Gather up the lines that contain "будет".

Raw records
▬▬▬▬▬▬▬▬▬▬

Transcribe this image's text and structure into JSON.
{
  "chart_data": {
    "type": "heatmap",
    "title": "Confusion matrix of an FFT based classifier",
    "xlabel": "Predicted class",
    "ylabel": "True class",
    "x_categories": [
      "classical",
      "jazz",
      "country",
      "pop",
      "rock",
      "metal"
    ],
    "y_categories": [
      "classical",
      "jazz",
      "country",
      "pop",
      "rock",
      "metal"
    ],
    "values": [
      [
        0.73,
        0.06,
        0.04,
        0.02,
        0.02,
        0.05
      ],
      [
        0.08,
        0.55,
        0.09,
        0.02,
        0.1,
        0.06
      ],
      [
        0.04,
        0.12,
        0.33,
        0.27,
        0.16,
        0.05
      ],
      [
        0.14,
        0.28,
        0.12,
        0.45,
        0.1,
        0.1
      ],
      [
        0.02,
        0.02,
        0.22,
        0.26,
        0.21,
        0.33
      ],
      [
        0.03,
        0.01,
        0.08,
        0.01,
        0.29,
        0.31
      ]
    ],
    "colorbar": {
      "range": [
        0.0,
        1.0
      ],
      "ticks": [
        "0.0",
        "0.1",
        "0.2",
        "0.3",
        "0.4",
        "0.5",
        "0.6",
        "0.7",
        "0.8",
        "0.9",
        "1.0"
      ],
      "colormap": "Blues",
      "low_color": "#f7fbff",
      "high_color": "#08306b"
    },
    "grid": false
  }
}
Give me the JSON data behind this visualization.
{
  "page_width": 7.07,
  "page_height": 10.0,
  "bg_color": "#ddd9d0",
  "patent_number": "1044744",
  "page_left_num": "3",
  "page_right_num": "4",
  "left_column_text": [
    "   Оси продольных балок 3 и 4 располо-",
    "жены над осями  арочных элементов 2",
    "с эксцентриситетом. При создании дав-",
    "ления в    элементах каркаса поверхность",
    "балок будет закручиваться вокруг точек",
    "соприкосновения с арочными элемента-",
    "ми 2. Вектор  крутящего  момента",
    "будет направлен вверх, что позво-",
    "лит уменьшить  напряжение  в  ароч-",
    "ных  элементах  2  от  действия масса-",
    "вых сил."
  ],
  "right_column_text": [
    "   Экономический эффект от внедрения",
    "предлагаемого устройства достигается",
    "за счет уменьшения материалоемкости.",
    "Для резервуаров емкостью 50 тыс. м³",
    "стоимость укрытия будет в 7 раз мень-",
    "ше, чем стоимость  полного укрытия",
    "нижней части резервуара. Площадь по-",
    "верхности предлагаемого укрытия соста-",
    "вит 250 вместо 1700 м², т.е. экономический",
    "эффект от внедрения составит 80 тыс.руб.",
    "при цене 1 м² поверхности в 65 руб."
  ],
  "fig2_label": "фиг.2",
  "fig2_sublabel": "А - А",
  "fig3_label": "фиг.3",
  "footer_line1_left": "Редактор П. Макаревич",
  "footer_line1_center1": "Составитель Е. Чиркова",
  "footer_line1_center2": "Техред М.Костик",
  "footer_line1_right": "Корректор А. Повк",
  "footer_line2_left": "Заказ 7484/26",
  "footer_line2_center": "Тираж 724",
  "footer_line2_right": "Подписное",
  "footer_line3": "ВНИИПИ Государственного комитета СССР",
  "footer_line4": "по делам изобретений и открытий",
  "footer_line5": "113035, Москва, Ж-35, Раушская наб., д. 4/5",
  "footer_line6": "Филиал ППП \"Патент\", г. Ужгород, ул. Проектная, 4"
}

▬▬▬▬▬▬▬▬▬▬

## Finished answer
    "балок будет закручиваться вокруг точек",
    "будет направлен вверх, что позво-",
    "стоимость укрытия будет в 7 раз мень-",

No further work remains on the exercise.